## Goal:
What is needed is an exact copy of the entries below, from the line that contains "Transcribe this image's" through the final line, both included, and nothing else.

Extracted records
╭──

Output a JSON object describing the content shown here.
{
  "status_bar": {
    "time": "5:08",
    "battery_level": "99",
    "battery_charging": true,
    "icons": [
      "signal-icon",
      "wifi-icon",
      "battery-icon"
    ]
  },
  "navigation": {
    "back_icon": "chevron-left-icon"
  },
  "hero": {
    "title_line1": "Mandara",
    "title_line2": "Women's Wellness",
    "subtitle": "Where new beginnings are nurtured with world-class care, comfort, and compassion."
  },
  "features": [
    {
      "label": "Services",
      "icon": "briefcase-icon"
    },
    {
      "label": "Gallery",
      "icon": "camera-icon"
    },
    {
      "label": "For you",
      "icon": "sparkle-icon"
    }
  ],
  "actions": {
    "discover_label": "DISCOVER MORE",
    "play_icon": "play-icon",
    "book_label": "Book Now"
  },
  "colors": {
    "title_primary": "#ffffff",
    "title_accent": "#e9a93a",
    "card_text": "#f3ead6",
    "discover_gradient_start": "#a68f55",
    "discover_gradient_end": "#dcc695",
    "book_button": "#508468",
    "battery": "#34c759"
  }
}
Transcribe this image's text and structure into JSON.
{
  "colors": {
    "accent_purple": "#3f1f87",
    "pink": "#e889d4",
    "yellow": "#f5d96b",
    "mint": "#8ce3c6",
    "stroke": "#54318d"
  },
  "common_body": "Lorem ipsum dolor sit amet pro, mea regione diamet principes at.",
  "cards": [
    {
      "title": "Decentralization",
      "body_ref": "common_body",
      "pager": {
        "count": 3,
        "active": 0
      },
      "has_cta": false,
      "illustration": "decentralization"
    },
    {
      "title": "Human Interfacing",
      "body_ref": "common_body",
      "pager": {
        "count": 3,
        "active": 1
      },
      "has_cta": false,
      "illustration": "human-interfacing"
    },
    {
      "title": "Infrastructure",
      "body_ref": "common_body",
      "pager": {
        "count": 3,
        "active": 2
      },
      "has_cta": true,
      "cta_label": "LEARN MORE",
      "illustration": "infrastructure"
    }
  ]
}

╰──

## Reply:
Transcribe this image's text and structure into JSON.
{
  "colors": {
    "accent_purple": "#3f1f87",
    "pink": "#e889d4",
    "yellow": "#f5d96b",
    "mint": "#8ce3c6",
    "stroke": "#54318d"
  },
  "common_body": "Lorem ipsum dolor sit amet pro, mea regione diamet principes at.",
  "cards": [
    {
      "title": "Decentralization",
      "body_ref": "common_body",
      "pager": {
        "count": 3,
        "active": 0
      },
      "has_cta": false,
      "illustration": "decentralization"
    },
    {
      "title": "Human Interfacing",
      "body_ref": "common_body",
      "pager": {
        "count": 3,
        "active": 1
      },
      "has_cta": false,
      "illustration": "human-interfacing"
    },
    {
      "title": "Infrastructure",
      "body_ref": "common_body",
      "pager": {
        "count": 3,
        "active": 2
      },
      "has_cta": true,
      "cta_label": "LEARN MORE",
      "illustration": "infrastructure"
    }
  ]
}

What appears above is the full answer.